(Teil einer Datendatei)
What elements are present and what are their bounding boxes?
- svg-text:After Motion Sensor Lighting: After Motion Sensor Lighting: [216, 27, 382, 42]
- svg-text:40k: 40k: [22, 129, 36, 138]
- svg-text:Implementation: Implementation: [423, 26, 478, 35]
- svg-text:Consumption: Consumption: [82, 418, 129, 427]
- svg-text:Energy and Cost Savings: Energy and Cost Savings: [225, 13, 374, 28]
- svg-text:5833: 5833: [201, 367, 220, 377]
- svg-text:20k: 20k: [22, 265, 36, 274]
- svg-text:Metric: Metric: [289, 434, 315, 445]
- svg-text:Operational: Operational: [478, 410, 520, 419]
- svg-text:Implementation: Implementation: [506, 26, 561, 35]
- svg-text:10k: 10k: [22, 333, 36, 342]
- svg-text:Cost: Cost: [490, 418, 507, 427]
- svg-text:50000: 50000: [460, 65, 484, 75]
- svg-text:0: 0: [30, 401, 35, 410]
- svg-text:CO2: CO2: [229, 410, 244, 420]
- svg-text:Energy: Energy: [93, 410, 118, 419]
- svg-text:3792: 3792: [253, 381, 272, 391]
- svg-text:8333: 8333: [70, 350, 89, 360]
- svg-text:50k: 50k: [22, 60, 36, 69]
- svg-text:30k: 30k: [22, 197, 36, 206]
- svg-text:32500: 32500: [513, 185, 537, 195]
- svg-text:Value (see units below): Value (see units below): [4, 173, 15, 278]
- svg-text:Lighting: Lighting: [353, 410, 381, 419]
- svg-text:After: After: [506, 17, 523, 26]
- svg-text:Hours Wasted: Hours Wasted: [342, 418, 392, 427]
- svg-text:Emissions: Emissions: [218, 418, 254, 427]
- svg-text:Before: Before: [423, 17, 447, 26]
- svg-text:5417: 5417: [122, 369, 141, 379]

Aufgabe:
Kannst du diese Zeilen in allen Datensätzen erneut ausgeben und dabei „Implementation“ durch „Rollout“ ersetzen, ohne sonst etwas zu verändern?

Vollständige Antwort:
What elements are present and what are their bounding boxes?
- svg-text:After Motion Sensor Lighting: After Motion Sensor Lighting: [216, 27, 382, 42]
- svg-text:40k: 40k: [22, 129, 36, 138]
- svg-text:Rollout: Rollout: [423, 26, 478, 35]
- svg-text:Consumption: Consumption: [82, 418, 129, 427]
- svg-text:Energy and Cost Savings: Energy and Cost Savings: [225, 13, 374, 28]
- svg-text:5833: 5833: [201, 367, 220, 377]
- svg-text:20k: 20k: [22, 265, 36, 274]
- svg-text:Metric: Metric: [289, 434, 315, 445]
- svg-text:Operational: Operational: [478, 410, 520, 419]
- svg-text:Rollout: Rollout: [506, 26, 561, 35]
- svg-text:10k: 10k: [22, 333, 36, 342]
- svg-text:Cost: Cost: [490, 418, 507, 427]
- svg-text:50000: 50000: [460, 65, 484, 75]
- svg-text:0: 0: [30, 401, 35, 410]
- svg-text:CO2: CO2: [229, 410, 244, 420]
- svg-text:Energy: Energy: [93, 410, 118, 419]
- svg-text:3792: 3792: [253, 381, 272, 391]
- svg-text:8333: 8333: [70, 350, 89, 360]
- svg-text:50k: 50k: [22, 60, 36, 69]
- svg-text:30k: 30k: [22, 197, 36, 206]
- svg-text:32500: 32500: [513, 185, 537, 195]
- svg-text:Value (see units below): Value (see units below): [4, 173, 15, 278]
- svg-text:Lighting: Lighting: [353, 410, 381, 419]
- svg-text:After: After: [506, 17, 523, 26]
- svg-text:Hours Wasted: Hours Wasted: [342, 418, 392, 427]
- svg-text:Emissions: Emissions: [218, 418, 254, 427]
- svg-text:Before: Before: [423, 17, 447, 26]
- svg-text:5417: 5417: [122, 369, 141, 379]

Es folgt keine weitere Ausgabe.